## Challenge
Find every line in the records that holds the string "περιοδικό". Copy each one.

Stored records:
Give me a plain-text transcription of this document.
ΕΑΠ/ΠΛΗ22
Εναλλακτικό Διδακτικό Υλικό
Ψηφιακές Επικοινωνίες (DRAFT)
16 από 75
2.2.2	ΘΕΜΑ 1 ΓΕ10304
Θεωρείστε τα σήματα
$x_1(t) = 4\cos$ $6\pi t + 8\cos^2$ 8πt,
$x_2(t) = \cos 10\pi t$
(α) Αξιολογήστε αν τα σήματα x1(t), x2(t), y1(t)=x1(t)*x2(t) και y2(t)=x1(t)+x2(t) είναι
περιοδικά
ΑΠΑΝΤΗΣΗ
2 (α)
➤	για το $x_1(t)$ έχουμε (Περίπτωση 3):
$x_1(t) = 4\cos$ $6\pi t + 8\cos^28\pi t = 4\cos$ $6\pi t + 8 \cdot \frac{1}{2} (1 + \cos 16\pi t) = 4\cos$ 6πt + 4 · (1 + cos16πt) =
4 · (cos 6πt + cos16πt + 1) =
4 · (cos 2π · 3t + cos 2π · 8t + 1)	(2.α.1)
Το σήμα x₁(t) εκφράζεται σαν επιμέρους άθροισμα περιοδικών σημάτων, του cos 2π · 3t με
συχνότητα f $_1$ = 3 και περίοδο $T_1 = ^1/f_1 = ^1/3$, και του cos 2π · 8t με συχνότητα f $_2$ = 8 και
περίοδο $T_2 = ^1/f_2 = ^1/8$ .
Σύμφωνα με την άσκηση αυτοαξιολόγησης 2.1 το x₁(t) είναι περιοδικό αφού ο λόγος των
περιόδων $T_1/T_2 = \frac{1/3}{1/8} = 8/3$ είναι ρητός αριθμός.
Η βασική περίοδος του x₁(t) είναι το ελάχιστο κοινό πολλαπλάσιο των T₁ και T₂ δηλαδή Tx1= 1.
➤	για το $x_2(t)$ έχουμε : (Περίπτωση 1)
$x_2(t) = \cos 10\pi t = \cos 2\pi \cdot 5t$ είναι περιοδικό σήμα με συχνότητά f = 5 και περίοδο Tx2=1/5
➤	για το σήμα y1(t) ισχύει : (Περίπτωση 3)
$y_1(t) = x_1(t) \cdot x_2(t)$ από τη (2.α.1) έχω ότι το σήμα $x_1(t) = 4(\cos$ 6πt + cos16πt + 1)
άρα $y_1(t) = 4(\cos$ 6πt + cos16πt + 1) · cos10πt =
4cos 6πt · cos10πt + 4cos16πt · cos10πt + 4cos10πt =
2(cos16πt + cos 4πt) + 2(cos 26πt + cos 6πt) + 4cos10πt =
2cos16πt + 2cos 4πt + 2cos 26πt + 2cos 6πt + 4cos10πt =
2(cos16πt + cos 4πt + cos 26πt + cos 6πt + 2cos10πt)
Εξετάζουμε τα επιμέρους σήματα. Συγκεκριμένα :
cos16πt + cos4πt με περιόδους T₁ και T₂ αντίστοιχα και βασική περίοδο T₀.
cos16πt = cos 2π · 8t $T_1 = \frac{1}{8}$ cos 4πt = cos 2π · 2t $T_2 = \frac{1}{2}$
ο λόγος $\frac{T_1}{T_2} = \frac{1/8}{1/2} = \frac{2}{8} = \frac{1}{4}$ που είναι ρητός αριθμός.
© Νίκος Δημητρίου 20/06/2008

## Reply to the exercise
Σύμφωνα με την άσκηση αυτοαξιολόγησης 2.1 το x₁(t) είναι περιοδικό αφού ο λόγος των
$x_2(t) = \cos 10\pi t = \cos 2\pi \cdot 5t$ είναι περιοδικό σήμα με συχνότητά f = 5 και περίοδο Tx2=1/5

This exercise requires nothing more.